> [Directive] Tally the lines of the listing that contain the string "this". Give the number and nothing else.

> [Data entries]
※ ※ ※
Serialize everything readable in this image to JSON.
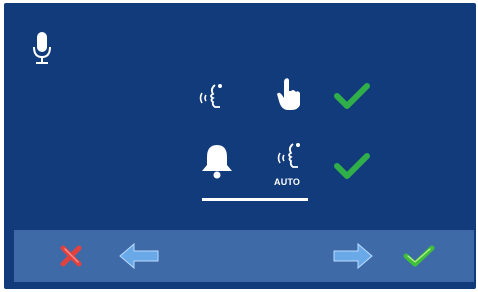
{
  "screen": {
    "mode_rows": [
      {
        "icons": [
          "speak-icon",
          "hand-press-icon"
        ],
        "status": "check-icon",
        "caption": ""
      },
      {
        "icons": [
          "bell-icon",
          "speak-icon"
        ],
        "status": "check-icon",
        "caption": "AUTO"
      }
    ],
    "selected_row": 2
  },
  "toolbar": {
    "buttons": [
      "cancel-icon",
      "back-arrow-icon",
      "forward-arrow-icon",
      "confirm-check-icon"
    ]
  },
  "colors": {
    "background": "#123b7c",
    "toolbar": "#3e6aa8",
    "check": "#2fae4a",
    "cancel": "#e2423f",
    "arrow": "#69a9e8"
  }
}
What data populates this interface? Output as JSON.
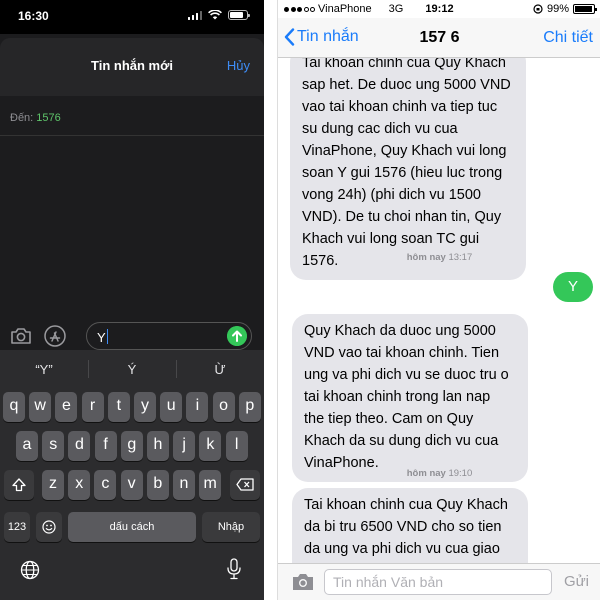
{
  "left": {
    "status": {
      "time": "16:30"
    },
    "header": {
      "title": "Tin nhắn mới",
      "cancel": "Hủy"
    },
    "to": {
      "label": "Đến:",
      "value": "1576"
    },
    "compose": {
      "text": "Y"
    },
    "keyboard": {
      "suggestions": [
        "“Y”",
        "Ý",
        "Ừ"
      ],
      "row1": [
        "q",
        "w",
        "e",
        "r",
        "t",
        "y",
        "u",
        "i",
        "o",
        "p"
      ],
      "row2": [
        "a",
        "s",
        "d",
        "f",
        "g",
        "h",
        "j",
        "k",
        "l"
      ],
      "row3": [
        "z",
        "x",
        "c",
        "v",
        "b",
        "n",
        "m"
      ],
      "shift_icon": "shift-icon",
      "delete_icon": "delete-icon",
      "numbers": "123",
      "emoji_icon": "emoji-icon",
      "space": "dấu cách",
      "return": "Nhập",
      "globe_icon": "globe-icon",
      "mic_icon": "mic-icon"
    }
  },
  "right": {
    "status": {
      "carrier": "VinaPhone",
      "network": "3G",
      "time": "19:12",
      "battery": "99%"
    },
    "nav": {
      "back": "Tin nhắn",
      "title": "157 6",
      "details": "Chi tiết"
    },
    "messages": [
      {
        "from": "them",
        "text": "Tai khoan chinh cua Quy Khach\nsap het. De duoc ung 5000 VND\nvao tai khoan chinh va tiep tuc\nsu dung cac dich vu cua\nVinaPhone, Quy Khach vui long\nsoan Y gui 1576 (hieu luc trong\nvong 24h) (phi dich  vu 1500\nVND). De tu choi nhan tin, Quy\nKhach vui long soan TC gui\n1576."
      },
      {
        "day": "hôm nay",
        "time": "13:17"
      },
      {
        "from": "me",
        "text": "Y"
      },
      {
        "from": "them",
        "text": "Quy Khach da duoc ung 5000\nVND vao tai khoan chinh. Tien\nung va phi dich vu se duoc tru o\ntai khoan chinh trong lan nap\nthe tiep theo. Cam on Quy\nKhach da su dung dich vu cua\nVinaPhone."
      },
      {
        "day": "hôm nay",
        "time": "19:10"
      },
      {
        "from": "them",
        "text": "Tai khoan chinh cua Quy Khach\nda bi tru 6500 VND cho so tien\nda ung va phi dich vu cua giao\ndich Ung tien nhanh. Xin tran"
      }
    ],
    "compose": {
      "placeholder": "Tin nhắn Văn bản",
      "send": "Gửi"
    }
  },
  "colors": {
    "ios_blue": "#1a7cfa",
    "imessage_green": "#34c759",
    "received_bubble": "#e5e5ea"
  }
}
※ ※ ※
> [Response to the task] 2